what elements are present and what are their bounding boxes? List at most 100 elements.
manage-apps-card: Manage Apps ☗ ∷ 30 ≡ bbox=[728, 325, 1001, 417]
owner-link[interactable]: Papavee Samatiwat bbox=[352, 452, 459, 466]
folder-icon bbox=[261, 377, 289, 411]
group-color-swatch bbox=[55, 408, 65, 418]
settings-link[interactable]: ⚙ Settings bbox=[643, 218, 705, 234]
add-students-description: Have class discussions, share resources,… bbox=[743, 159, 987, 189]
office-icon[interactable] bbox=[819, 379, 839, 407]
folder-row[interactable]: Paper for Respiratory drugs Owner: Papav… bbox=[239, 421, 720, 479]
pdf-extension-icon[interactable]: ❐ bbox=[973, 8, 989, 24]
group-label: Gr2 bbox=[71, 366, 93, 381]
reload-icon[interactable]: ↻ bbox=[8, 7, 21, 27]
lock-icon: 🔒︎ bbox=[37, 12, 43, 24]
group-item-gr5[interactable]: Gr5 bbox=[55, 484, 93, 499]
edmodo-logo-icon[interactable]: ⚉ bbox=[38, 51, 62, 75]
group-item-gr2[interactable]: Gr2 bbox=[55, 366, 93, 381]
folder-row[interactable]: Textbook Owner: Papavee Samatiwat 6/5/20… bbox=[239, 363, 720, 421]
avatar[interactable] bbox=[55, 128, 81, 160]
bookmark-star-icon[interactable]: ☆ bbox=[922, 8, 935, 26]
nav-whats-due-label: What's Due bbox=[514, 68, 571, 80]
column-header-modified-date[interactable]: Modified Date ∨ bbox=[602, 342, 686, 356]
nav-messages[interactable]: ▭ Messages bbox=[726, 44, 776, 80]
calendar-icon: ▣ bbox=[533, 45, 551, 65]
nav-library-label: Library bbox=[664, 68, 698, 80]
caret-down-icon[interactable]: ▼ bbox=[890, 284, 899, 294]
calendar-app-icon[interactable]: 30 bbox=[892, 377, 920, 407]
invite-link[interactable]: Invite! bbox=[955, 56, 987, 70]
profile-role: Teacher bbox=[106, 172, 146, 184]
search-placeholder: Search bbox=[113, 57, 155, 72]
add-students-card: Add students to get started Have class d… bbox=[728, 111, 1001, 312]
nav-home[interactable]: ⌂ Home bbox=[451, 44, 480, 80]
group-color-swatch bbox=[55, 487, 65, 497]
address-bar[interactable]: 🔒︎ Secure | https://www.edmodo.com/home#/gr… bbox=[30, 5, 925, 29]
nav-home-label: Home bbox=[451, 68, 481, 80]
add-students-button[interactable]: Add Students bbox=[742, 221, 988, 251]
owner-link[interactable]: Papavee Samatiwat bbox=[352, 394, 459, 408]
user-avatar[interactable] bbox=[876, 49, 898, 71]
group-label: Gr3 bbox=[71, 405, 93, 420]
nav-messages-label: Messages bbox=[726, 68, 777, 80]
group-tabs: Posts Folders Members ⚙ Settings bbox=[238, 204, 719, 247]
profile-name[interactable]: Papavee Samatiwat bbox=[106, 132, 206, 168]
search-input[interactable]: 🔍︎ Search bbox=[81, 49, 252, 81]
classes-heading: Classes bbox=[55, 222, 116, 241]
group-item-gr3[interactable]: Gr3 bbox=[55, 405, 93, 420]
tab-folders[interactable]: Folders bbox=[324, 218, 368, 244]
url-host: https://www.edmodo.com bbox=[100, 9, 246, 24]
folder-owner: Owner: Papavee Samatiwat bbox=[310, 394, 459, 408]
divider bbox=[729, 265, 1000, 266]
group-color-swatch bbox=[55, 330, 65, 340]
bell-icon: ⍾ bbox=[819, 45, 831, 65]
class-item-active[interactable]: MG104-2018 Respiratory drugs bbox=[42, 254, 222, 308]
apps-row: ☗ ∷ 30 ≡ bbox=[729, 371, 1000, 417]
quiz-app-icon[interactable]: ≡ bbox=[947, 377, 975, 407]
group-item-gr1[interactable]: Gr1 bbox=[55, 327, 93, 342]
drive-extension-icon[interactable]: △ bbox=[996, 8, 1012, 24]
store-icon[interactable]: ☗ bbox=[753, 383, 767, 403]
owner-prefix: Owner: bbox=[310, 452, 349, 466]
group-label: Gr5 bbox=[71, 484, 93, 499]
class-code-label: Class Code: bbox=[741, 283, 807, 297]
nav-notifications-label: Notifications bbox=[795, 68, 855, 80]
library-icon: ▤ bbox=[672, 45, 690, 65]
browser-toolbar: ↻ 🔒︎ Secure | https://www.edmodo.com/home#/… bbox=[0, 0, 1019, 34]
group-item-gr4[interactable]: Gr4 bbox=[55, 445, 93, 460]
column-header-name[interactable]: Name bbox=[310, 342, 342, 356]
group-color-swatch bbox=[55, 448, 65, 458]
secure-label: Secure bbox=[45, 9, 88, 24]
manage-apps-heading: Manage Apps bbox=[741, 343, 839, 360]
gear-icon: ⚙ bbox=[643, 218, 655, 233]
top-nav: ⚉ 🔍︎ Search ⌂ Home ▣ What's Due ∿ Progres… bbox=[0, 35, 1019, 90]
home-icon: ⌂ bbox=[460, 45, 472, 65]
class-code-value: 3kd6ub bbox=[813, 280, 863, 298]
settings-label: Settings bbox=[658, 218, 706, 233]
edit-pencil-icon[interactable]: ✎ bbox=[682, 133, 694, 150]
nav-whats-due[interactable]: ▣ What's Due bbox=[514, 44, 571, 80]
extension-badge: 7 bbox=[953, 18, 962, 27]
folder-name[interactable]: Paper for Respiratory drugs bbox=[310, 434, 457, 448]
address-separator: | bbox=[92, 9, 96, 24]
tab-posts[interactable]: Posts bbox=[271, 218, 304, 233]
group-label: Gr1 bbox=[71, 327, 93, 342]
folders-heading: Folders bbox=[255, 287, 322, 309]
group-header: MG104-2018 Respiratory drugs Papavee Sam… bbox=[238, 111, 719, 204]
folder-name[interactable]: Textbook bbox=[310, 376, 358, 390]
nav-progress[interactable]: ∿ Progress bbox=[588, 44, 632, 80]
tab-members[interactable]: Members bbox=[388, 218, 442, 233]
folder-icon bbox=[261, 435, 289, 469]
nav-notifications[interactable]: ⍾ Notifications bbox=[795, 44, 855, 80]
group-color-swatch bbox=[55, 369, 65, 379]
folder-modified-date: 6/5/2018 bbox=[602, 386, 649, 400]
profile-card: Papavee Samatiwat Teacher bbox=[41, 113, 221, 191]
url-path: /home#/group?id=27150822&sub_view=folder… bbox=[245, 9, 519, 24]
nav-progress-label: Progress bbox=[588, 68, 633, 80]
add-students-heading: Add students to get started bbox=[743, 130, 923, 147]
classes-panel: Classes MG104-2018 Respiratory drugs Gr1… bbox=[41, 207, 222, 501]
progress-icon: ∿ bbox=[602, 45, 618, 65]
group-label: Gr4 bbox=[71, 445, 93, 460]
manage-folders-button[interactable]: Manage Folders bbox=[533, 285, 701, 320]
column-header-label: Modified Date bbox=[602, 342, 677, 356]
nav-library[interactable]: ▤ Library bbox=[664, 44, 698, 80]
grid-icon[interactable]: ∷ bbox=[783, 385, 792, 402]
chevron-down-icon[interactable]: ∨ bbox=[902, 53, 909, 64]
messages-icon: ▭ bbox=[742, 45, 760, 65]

TASK OBJECTIVE:
Reproduce all of the records above verbatim, line for line.

TASK RESULT:
what elements are present and what are their bounding boxes? List at most 100 elements.
manage-apps-card: Manage Apps ☗ ∷ 30 ≡ bbox=[728, 325, 1001, 417]
owner-link[interactable]: Papavee Samatiwat bbox=[352, 452, 459, 466]
folder-icon bbox=[261, 377, 289, 411]
group-color-swatch bbox=[55, 408, 65, 418]
settings-link[interactable]: ⚙ Settings bbox=[643, 218, 705, 234]
add-students-description: Have class discussions, share resources,… bbox=[743, 159, 987, 189]
office-icon[interactable] bbox=[819, 379, 839, 407]
folder-row[interactable]: Paper for Respiratory drugs Owner: Papav… bbox=[239, 421, 720, 479]
pdf-extension-icon[interactable]: ❐ bbox=[973, 8, 989, 24]
group-label: Gr2 bbox=[71, 366, 93, 381]
reload-icon[interactable]: ↻ bbox=[8, 7, 21, 27]
lock-icon: 🔒︎ bbox=[37, 12, 43, 24]
group-item-gr5[interactable]: Gr5 bbox=[55, 484, 93, 499]
edmodo-logo-icon[interactable]: ⚉ bbox=[38, 51, 62, 75]
group-item-gr2[interactable]: Gr2 bbox=[55, 366, 93, 381]
folder-row[interactable]: Textbook Owner: Papavee Samatiwat 6/5/20… bbox=[239, 363, 720, 421]
avatar[interactable] bbox=[55, 128, 81, 160]
bookmark-star-icon[interactable]: ☆ bbox=[922, 8, 935, 26]
nav-whats-due-label: What's Due bbox=[514, 68, 571, 80]
column-header-modified-date[interactable]: Modified Date ∨ bbox=[602, 342, 686, 356]
nav-messages[interactable]: ▭ Messages bbox=[726, 44, 776, 80]
calendar-icon: ▣ bbox=[533, 45, 551, 65]
nav-library-label: Library bbox=[664, 68, 698, 80]
caret-down-icon[interactable]: ▼ bbox=[890, 284, 899, 294]
calendar-app-icon[interactable]: 30 bbox=[892, 377, 920, 407]
invite-link[interactable]: Invite! bbox=[955, 56, 987, 70]
profile-role: Teacher bbox=[106, 172, 146, 184]
search-placeholder: Search bbox=[113, 57, 155, 72]
add-students-card: Add students to get started Have class d… bbox=[728, 111, 1001, 312]
nav-home[interactable]: ⌂ Home bbox=[451, 44, 480, 80]
group-color-swatch bbox=[55, 487, 65, 497]
address-bar[interactable]: 🔒︎ Secure | https://www.edmodo.com/home#/gr… bbox=[30, 5, 925, 29]
nav-home-label: Home bbox=[451, 68, 481, 80]
add-students-button[interactable]: Add Students bbox=[742, 221, 988, 251]
owner-link[interactable]: Papavee Samatiwat bbox=[352, 394, 459, 408]
user-avatar[interactable] bbox=[876, 49, 898, 71]
group-label: Gr3 bbox=[71, 405, 93, 420]
nav-messages-label: Messages bbox=[726, 68, 777, 80]
group-tabs: Posts Folders Members ⚙ Settings bbox=[238, 204, 719, 247]
profile-name[interactable]: Papavee Samatiwat bbox=[106, 132, 206, 168]
search-input[interactable]: 🔍︎ Search bbox=[81, 49, 252, 81]
classes-heading: Classes bbox=[55, 222, 116, 241]
group-item-gr3[interactable]: Gr3 bbox=[55, 405, 93, 420]
tab-folders[interactable]: Folders bbox=[324, 218, 368, 244]
url-host: https://www.edmodo.com bbox=[100, 9, 246, 24]
folder-owner: Owner: Papavee Samatiwat bbox=[310, 394, 459, 408]
divider bbox=[729, 265, 1000, 266]
group-color-swatch bbox=[55, 330, 65, 340]
bell-icon: ⍾ bbox=[819, 45, 831, 65]
class-item-active[interactable]: MG104-2018 Respiratory drugs bbox=[42, 254, 222, 308]
apps-row: ☗ ∷ 30 ≡ bbox=[729, 371, 1000, 417]
quiz-app-icon[interactable]: ≡ bbox=[947, 377, 975, 407]
group-item-gr1[interactable]: Gr1 bbox=[55, 327, 93, 342]
drive-extension-icon[interactable]: △ bbox=[996, 8, 1012, 24]
store-icon[interactable]: ☗ bbox=[753, 383, 767, 403]
owner-prefix: Owner: bbox=[310, 452, 349, 466]
group-label: Gr5 bbox=[71, 484, 93, 499]
class-code-label: Class Code: bbox=[741, 283, 807, 297]
nav-notifications-label: Notifications bbox=[795, 68, 855, 80]
library-icon: ▤ bbox=[672, 45, 690, 65]
browser-toolbar: ↻ 🔒︎ Secure | https://www.edmodo.com/home#/… bbox=[0, 0, 1019, 34]
group-item-gr4[interactable]: Gr4 bbox=[55, 445, 93, 460]
column-header-name[interactable]: Name bbox=[310, 342, 342, 356]
group-color-swatch bbox=[55, 448, 65, 458]
secure-label: Secure bbox=[45, 9, 88, 24]
manage-apps-heading: Manage Apps bbox=[741, 343, 839, 360]
gear-icon: ⚙ bbox=[643, 218, 655, 233]
top-nav: ⚉ 🔍︎ Search ⌂ Home ▣ What's Due ∿ Progres… bbox=[0, 35, 1019, 90]
home-icon: ⌂ bbox=[460, 45, 472, 65]
class-code-value: 3kd6ub bbox=[813, 280, 863, 298]
settings-label: Settings bbox=[658, 218, 706, 233]
edit-pencil-icon[interactable]: ✎ bbox=[682, 133, 694, 150]
nav-whats-due[interactable]: ▣ What's Due bbox=[514, 44, 571, 80]
extension-badge: 7 bbox=[953, 18, 962, 27]
folder-name[interactable]: Paper for Respiratory drugs bbox=[310, 434, 457, 448]
address-separator: | bbox=[92, 9, 96, 24]
tab-posts[interactable]: Posts bbox=[271, 218, 304, 233]
group-label: Gr1 bbox=[71, 327, 93, 342]
folders-heading: Folders bbox=[255, 287, 322, 309]
group-header: MG104-2018 Respiratory drugs Papavee Sam… bbox=[238, 111, 719, 204]
folder-name[interactable]: Textbook bbox=[310, 376, 358, 390]
nav-progress[interactable]: ∿ Progress bbox=[588, 44, 632, 80]
tab-members[interactable]: Members bbox=[388, 218, 442, 233]
folder-icon bbox=[261, 435, 289, 469]
nav-notifications[interactable]: ⍾ Notifications bbox=[795, 44, 855, 80]
group-color-swatch bbox=[55, 369, 65, 379]
folder-modified-date: 6/5/2018 bbox=[602, 386, 649, 400]
profile-card: Papavee Samatiwat Teacher bbox=[41, 113, 221, 191]
url-path: /home#/group?id=27150822&sub_view=folder… bbox=[245, 9, 519, 24]
nav-progress-label: Progress bbox=[588, 68, 633, 80]
add-students-heading: Add students to get started bbox=[743, 130, 923, 147]
classes-panel: Classes MG104-2018 Respiratory drugs Gr1… bbox=[41, 207, 222, 501]
progress-icon: ∿ bbox=[602, 45, 618, 65]
group-label: Gr4 bbox=[71, 445, 93, 460]
manage-folders-button[interactable]: Manage Folders bbox=[533, 285, 701, 320]
column-header-label: Modified Date bbox=[602, 342, 677, 356]
nav-library[interactable]: ▤ Library bbox=[664, 44, 698, 80]
grid-icon[interactable]: ∷ bbox=[783, 385, 792, 402]
chevron-down-icon[interactable]: ∨ bbox=[902, 53, 909, 64]
messages-icon: ▭ bbox=[742, 45, 760, 65]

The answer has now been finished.